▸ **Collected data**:

········

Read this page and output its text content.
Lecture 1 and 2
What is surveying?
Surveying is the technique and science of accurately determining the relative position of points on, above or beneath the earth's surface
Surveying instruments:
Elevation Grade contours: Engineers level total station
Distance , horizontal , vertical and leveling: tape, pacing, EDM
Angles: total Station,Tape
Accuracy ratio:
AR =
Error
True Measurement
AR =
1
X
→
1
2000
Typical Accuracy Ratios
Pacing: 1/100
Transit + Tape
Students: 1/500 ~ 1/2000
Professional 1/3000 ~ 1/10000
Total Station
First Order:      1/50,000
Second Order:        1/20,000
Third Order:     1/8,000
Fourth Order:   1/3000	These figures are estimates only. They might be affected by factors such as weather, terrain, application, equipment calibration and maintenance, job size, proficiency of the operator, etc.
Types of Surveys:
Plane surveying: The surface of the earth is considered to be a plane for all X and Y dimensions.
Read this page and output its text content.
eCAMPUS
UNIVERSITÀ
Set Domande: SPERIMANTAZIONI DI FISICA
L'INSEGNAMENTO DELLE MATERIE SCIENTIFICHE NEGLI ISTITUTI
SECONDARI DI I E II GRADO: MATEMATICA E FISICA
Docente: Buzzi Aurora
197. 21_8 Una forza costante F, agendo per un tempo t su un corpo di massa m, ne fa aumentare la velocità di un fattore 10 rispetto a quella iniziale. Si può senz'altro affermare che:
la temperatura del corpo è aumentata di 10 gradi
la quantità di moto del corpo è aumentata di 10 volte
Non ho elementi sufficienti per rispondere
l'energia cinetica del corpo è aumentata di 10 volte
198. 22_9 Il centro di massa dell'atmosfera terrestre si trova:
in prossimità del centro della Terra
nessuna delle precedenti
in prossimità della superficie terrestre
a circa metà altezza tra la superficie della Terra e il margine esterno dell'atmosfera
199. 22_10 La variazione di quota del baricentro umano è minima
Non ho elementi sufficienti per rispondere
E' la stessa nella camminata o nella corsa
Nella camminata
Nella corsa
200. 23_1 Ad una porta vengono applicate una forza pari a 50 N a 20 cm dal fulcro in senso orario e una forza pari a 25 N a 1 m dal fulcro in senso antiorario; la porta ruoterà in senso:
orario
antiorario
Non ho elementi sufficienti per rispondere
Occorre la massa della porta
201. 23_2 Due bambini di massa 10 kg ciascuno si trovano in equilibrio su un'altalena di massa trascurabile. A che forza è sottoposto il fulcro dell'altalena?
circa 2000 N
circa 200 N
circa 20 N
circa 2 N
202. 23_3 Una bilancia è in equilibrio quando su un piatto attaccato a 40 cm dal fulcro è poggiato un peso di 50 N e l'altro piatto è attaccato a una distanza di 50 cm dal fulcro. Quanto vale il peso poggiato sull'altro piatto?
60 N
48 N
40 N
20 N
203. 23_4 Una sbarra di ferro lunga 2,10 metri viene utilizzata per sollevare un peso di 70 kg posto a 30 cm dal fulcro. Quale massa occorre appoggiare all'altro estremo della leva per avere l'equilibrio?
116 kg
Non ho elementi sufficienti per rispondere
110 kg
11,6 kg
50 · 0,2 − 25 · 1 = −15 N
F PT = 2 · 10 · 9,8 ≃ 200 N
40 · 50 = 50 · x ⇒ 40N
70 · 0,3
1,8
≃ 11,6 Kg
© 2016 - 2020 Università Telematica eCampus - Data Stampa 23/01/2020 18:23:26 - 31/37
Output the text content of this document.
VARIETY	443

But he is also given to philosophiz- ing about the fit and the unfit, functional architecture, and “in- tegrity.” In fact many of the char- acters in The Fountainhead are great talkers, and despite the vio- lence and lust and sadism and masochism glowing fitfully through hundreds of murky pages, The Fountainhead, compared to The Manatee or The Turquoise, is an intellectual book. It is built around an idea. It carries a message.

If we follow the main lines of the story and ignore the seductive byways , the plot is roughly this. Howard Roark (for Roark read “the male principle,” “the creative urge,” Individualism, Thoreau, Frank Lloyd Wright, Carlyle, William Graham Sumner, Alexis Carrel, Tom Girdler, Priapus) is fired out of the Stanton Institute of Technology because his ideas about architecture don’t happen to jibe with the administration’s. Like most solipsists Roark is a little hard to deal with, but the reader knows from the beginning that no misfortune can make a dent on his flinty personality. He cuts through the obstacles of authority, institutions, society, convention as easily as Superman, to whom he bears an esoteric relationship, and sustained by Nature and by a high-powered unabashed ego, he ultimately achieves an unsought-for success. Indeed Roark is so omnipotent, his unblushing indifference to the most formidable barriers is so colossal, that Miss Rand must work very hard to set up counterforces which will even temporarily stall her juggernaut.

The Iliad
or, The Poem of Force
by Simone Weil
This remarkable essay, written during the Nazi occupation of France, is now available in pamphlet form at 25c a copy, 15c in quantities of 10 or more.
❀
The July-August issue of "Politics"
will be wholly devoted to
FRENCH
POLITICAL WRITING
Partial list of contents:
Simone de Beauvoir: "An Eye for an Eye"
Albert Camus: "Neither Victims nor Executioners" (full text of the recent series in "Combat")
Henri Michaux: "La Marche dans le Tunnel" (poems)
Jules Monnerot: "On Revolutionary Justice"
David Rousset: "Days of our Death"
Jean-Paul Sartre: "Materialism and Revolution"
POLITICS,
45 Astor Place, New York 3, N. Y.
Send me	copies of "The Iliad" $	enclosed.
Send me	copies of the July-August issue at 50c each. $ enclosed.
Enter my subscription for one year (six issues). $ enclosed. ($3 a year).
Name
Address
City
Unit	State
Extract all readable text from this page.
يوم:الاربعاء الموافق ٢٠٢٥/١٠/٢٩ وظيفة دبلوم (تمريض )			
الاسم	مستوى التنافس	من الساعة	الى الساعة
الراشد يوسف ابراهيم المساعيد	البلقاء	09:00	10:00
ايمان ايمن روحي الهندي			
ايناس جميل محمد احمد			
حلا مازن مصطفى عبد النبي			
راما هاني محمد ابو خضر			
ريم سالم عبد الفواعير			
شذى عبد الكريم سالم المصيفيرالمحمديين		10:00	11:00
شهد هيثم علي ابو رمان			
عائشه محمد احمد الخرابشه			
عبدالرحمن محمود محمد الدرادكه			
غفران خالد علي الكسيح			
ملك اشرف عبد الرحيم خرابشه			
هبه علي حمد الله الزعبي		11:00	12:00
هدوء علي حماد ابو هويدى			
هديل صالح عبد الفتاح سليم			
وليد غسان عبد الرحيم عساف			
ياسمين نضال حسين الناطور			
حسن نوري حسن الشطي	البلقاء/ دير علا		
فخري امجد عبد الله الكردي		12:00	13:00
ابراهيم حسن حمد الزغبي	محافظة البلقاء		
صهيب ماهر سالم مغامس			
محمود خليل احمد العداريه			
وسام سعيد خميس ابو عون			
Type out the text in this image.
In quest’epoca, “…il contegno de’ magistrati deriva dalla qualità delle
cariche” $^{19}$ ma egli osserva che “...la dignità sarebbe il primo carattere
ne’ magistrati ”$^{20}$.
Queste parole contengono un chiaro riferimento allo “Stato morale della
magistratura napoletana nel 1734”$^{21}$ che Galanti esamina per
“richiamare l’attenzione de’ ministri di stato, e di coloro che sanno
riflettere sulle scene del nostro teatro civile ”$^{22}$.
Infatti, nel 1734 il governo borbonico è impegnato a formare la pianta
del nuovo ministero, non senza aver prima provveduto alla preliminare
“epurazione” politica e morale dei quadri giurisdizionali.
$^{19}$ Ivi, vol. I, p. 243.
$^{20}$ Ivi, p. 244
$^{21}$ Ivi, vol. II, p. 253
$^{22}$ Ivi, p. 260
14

········

▸ **Work to be completed**:
Retype every record above exactly as written.

▸ **Output below**:
Read this page and output its text content.
Lecture 1 and 2
What is surveying?
Surveying is the technique and science of accurately determining the relative position of points on, above or beneath the earth's surface
Surveying instruments:
Elevation Grade contours: Engineers level total station
Distance , horizontal , vertical and leveling: tape, pacing, EDM
Angles: total Station,Tape
Accuracy ratio:
AR =
Error
True Measurement
AR =
1
X
→
1
2000
Typical Accuracy Ratios
Pacing: 1/100
Transit + Tape
Students: 1/500 ~ 1/2000
Professional 1/3000 ~ 1/10000
Total Station
First Order:      1/50,000
Second Order:        1/20,000
Third Order:     1/8,000
Fourth Order:   1/3000	These figures are estimates only. They might be affected by factors such as weather, terrain, application, equipment calibration and maintenance, job size, proficiency of the operator, etc.
Types of Surveys:
Plane surveying: The surface of the earth is considered to be a plane for all X and Y dimensions.
Read this page and output its text content.
eCAMPUS
UNIVERSITÀ
Set Domande: SPERIMANTAZIONI DI FISICA
L'INSEGNAMENTO DELLE MATERIE SCIENTIFICHE NEGLI ISTITUTI
SECONDARI DI I E II GRADO: MATEMATICA E FISICA
Docente: Buzzi Aurora
197. 21_8 Una forza costante F, agendo per un tempo t su un corpo di massa m, ne fa aumentare la velocità di un fattore 10 rispetto a quella iniziale. Si può senz'altro affermare che:
la temperatura del corpo è aumentata di 10 gradi
la quantità di moto del corpo è aumentata di 10 volte
Non ho elementi sufficienti per rispondere
l'energia cinetica del corpo è aumentata di 10 volte
198. 22_9 Il centro di massa dell'atmosfera terrestre si trova:
in prossimità del centro della Terra
nessuna delle precedenti
in prossimità della superficie terrestre
a circa metà altezza tra la superficie della Terra e il margine esterno dell'atmosfera
199. 22_10 La variazione di quota del baricentro umano è minima
Non ho elementi sufficienti per rispondere
E' la stessa nella camminata o nella corsa
Nella camminata
Nella corsa
200. 23_1 Ad una porta vengono applicate una forza pari a 50 N a 20 cm dal fulcro in senso orario e una forza pari a 25 N a 1 m dal fulcro in senso antiorario; la porta ruoterà in senso:
orario
antiorario
Non ho elementi sufficienti per rispondere
Occorre la massa della porta
201. 23_2 Due bambini di massa 10 kg ciascuno si trovano in equilibrio su un'altalena di massa trascurabile. A che forza è sottoposto il fulcro dell'altalena?
circa 2000 N
circa 200 N
circa 20 N
circa 2 N
202. 23_3 Una bilancia è in equilibrio quando su un piatto attaccato a 40 cm dal fulcro è poggiato un peso di 50 N e l'altro piatto è attaccato a una distanza di 50 cm dal fulcro. Quanto vale il peso poggiato sull'altro piatto?
60 N
48 N
40 N
20 N
203. 23_4 Una sbarra di ferro lunga 2,10 metri viene utilizzata per sollevare un peso di 70 kg posto a 30 cm dal fulcro. Quale massa occorre appoggiare all'altro estremo della leva per avere l'equilibrio?
116 kg
Non ho elementi sufficienti per rispondere
110 kg
11,6 kg
50 · 0,2 − 25 · 1 = −15 N
F PT = 2 · 10 · 9,8 ≃ 200 N
40 · 50 = 50 · x ⇒ 40N
70 · 0,3
1,8
≃ 11,6 Kg
© 2016 - 2020 Università Telematica eCampus - Data Stampa 23/01/2020 18:23:26 - 31/37
Output the text content of this document.
VARIETY	443

But he is also given to philosophiz- ing about the fit and the unfit, functional architecture, and “in- tegrity.” In fact many of the char- acters in The Fountainhead are great talkers, and despite the vio- lence and lust and sadism and masochism glowing fitfully through hundreds of murky pages, The Fountainhead, compared to The Manatee or The Turquoise, is an intellectual book. It is built around an idea. It carries a message.

If we follow the main lines of the story and ignore the seductive byways , the plot is roughly this. Howard Roark (for Roark read “the male principle,” “the creative urge,” Individualism, Thoreau, Frank Lloyd Wright, Carlyle, William Graham Sumner, Alexis Carrel, Tom Girdler, Priapus) is fired out of the Stanton Institute of Technology because his ideas about architecture don’t happen to jibe with the administration’s. Like most solipsists Roark is a little hard to deal with, but the reader knows from the beginning that no misfortune can make a dent on his flinty personality. He cuts through the obstacles of authority, institutions, society, convention as easily as Superman, to whom he bears an esoteric relationship, and sustained by Nature and by a high-powered unabashed ego, he ultimately achieves an unsought-for success. Indeed Roark is so omnipotent, his unblushing indifference to the most formidable barriers is so colossal, that Miss Rand must work very hard to set up counterforces which will even temporarily stall her juggernaut.

The Iliad
or, The Poem of Force
by Simone Weil
This remarkable essay, written during the Nazi occupation of France, is now available in pamphlet form at 25c a copy, 15c in quantities of 10 or more.
❀
The July-August issue of "Politics"
will be wholly devoted to
FRENCH
POLITICAL WRITING
Partial list of contents:
Simone de Beauvoir: "An Eye for an Eye"
Albert Camus: "Neither Victims nor Executioners" (full text of the recent series in "Combat")
Henri Michaux: "La Marche dans le Tunnel" (poems)
Jules Monnerot: "On Revolutionary Justice"
David Rousset: "Days of our Death"
Jean-Paul Sartre: "Materialism and Revolution"
POLITICS,
45 Astor Place, New York 3, N. Y.
Send me	copies of "The Iliad" $	enclosed.
Send me	copies of the July-August issue at 50c each. $ enclosed.
Enter my subscription for one year (six issues). $ enclosed. ($3 a year).
Name
Address
City
Unit	State
Extract all readable text from this page.
يوم:الاربعاء الموافق ٢٠٢٥/١٠/٢٩ وظيفة دبلوم (تمريض )			
الاسم	مستوى التنافس	من الساعة	الى الساعة
الراشد يوسف ابراهيم المساعيد	البلقاء	09:00	10:00
ايمان ايمن روحي الهندي			
ايناس جميل محمد احمد			
حلا مازن مصطفى عبد النبي			
راما هاني محمد ابو خضر			
ريم سالم عبد الفواعير			
شذى عبد الكريم سالم المصيفيرالمحمديين		10:00	11:00
شهد هيثم علي ابو رمان			
عائشه محمد احمد الخرابشه			
عبدالرحمن محمود محمد الدرادكه			
غفران خالد علي الكسيح			
ملك اشرف عبد الرحيم خرابشه			
هبه علي حمد الله الزعبي		11:00	12:00
هدوء علي حماد ابو هويدى			
هديل صالح عبد الفتاح سليم			
وليد غسان عبد الرحيم عساف			
ياسمين نضال حسين الناطور			
حسن نوري حسن الشطي	البلقاء/ دير علا		
فخري امجد عبد الله الكردي		12:00	13:00
ابراهيم حسن حمد الزغبي	محافظة البلقاء		
صهيب ماهر سالم مغامس			
محمود خليل احمد العداريه			
وسام سعيد خميس ابو عون			
Type out the text in this image.
In quest’epoca, “…il contegno de’ magistrati deriva dalla qualità delle
cariche” $^{19}$ ma egli osserva che “...la dignità sarebbe il primo carattere
ne’ magistrati ”$^{20}$.
Queste parole contengono un chiaro riferimento allo “Stato morale della
magistratura napoletana nel 1734”$^{21}$ che Galanti esamina per
“richiamare l’attenzione de’ ministri di stato, e di coloro che sanno
riflettere sulle scene del nostro teatro civile ”$^{22}$.
Infatti, nel 1734 il governo borbonico è impegnato a formare la pianta
del nuovo ministero, non senza aver prima provveduto alla preliminare
“epurazione” politica e morale dei quadri giurisdizionali.
$^{19}$ Ivi, vol. I, p. 243.
$^{20}$ Ivi, p. 244
$^{21}$ Ivi, vol. II, p. 253
$^{22}$ Ivi, p. 260
14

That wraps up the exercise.